**THE EXERCISE**
Look through the records that follow. Copy every line containing the word "following".

* * *

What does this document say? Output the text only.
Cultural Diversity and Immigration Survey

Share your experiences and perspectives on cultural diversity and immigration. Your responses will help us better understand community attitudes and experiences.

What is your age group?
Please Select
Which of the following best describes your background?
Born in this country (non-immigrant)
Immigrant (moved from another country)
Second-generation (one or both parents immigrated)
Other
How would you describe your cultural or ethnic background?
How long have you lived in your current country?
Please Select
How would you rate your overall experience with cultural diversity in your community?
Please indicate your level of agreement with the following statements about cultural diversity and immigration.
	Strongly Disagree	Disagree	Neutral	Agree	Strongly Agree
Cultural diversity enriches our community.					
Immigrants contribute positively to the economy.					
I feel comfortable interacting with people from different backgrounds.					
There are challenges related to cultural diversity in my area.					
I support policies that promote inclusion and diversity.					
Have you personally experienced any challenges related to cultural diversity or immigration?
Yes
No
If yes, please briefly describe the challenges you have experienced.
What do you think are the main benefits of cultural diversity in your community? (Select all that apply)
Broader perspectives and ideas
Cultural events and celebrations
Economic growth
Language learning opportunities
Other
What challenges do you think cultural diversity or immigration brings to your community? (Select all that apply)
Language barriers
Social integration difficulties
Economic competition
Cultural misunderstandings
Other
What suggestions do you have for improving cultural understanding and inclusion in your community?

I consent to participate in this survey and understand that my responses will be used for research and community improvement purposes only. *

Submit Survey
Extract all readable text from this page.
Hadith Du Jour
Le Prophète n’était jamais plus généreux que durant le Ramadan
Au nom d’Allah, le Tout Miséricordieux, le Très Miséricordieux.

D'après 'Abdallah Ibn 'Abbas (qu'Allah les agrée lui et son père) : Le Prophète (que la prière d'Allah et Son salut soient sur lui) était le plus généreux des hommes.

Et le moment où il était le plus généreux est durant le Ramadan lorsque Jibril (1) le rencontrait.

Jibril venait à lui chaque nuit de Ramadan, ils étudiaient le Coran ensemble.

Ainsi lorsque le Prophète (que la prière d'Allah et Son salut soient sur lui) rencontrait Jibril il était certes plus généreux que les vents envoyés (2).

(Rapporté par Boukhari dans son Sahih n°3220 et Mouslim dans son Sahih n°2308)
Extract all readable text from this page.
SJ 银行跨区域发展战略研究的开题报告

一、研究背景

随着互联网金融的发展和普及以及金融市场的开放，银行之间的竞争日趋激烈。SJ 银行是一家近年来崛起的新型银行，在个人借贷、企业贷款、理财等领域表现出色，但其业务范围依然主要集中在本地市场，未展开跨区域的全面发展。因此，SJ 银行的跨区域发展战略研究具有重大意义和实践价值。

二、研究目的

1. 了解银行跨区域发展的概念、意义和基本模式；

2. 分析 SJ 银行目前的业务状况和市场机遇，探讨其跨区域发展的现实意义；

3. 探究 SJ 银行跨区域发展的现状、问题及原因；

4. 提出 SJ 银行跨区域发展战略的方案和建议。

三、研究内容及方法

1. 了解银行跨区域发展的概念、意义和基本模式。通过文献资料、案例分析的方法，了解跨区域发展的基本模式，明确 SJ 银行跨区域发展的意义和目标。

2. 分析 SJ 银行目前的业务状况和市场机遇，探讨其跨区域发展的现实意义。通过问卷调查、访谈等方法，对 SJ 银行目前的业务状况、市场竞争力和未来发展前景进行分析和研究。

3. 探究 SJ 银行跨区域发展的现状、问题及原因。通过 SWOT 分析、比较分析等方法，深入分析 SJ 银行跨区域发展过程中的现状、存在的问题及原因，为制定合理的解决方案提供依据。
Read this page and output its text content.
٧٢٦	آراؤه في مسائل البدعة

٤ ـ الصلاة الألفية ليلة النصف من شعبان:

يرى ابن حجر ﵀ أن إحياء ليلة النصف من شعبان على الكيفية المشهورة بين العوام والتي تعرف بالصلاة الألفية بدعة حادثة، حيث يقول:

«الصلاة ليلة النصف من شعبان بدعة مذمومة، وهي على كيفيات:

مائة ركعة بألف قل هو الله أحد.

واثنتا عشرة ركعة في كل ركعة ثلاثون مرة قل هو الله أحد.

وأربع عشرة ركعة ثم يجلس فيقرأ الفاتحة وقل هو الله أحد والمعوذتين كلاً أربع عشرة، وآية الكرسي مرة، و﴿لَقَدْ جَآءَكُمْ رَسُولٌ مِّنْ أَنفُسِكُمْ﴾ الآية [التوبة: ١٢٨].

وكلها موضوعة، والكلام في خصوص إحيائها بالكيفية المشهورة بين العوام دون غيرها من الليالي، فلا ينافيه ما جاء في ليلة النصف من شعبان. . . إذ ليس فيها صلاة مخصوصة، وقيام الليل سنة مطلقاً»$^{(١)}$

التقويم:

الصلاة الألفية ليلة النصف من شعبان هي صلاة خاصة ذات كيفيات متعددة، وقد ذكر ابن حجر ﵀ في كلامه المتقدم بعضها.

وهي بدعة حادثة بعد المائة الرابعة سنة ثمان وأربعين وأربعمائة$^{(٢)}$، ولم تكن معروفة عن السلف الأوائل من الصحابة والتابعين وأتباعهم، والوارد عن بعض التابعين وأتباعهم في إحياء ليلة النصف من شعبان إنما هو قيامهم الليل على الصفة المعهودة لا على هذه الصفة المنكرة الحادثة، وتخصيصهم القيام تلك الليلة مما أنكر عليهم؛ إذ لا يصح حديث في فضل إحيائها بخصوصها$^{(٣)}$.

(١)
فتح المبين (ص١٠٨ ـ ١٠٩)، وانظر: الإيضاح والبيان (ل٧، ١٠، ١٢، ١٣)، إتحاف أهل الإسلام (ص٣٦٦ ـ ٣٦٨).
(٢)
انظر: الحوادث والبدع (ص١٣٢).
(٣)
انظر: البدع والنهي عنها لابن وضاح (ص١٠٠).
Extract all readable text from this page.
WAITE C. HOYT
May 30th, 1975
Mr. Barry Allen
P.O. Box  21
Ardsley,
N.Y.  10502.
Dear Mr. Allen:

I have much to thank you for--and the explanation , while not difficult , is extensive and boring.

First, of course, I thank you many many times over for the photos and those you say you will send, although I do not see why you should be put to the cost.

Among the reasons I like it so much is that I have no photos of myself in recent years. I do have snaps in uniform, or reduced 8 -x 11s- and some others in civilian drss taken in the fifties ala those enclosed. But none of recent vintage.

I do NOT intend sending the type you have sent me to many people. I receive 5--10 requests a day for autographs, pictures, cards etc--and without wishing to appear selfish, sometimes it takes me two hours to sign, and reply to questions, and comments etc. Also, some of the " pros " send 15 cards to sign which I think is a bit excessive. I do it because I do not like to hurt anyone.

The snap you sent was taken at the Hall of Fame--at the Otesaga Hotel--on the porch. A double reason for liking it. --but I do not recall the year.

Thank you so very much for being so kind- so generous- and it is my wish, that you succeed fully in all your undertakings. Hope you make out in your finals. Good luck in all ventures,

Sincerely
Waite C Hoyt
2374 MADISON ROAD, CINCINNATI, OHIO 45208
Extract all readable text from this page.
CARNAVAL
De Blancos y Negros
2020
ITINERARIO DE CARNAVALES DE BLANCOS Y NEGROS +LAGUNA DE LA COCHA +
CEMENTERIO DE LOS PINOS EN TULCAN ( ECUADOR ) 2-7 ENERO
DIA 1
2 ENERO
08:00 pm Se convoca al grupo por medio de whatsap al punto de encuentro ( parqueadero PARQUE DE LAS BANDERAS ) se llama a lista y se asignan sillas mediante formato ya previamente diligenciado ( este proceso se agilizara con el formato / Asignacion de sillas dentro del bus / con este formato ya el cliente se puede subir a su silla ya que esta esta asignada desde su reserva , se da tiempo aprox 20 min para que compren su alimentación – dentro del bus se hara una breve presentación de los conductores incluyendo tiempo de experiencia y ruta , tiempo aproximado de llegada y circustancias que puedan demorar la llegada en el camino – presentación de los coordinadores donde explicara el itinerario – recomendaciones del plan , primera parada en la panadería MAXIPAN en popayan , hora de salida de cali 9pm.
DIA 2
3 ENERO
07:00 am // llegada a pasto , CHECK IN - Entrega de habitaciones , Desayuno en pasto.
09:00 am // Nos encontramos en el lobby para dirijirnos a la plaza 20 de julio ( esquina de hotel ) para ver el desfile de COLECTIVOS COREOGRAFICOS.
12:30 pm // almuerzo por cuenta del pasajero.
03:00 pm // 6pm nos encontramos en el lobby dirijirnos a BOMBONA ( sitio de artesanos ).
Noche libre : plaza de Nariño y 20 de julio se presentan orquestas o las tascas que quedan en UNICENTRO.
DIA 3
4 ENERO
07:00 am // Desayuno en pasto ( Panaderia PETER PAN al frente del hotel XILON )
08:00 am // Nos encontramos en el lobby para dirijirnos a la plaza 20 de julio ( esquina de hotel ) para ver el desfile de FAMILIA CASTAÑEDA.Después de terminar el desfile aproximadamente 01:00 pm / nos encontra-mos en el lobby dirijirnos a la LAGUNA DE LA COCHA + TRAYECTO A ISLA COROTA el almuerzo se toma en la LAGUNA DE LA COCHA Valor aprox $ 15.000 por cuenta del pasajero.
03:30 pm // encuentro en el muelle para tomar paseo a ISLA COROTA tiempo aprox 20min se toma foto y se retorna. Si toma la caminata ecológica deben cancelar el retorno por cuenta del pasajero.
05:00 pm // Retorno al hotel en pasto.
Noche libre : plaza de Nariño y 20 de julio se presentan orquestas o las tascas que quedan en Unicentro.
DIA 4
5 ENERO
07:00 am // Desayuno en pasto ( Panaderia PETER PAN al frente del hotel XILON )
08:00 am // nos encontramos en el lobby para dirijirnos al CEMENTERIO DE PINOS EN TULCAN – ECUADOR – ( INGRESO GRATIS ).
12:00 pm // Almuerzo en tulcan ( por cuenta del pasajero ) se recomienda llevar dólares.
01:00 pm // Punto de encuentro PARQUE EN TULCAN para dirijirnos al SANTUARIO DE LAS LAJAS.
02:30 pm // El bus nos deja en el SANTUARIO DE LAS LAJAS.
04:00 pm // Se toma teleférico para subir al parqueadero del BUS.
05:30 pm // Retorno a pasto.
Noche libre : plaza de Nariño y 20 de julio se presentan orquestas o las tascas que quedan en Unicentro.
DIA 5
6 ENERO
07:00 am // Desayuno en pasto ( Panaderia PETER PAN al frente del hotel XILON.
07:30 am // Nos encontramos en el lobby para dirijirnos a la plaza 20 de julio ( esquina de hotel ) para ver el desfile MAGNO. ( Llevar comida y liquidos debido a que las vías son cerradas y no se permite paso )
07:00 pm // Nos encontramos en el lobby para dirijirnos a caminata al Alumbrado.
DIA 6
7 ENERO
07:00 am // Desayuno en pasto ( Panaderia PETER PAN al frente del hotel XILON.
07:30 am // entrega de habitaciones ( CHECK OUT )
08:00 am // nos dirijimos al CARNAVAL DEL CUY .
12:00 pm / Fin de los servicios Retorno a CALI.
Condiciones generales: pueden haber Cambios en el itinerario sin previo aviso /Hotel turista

* * *

**RESPONSE**
Which of the following best describes your background?
Please indicate your level of agreement with the following statements about cultural diversity and immigration.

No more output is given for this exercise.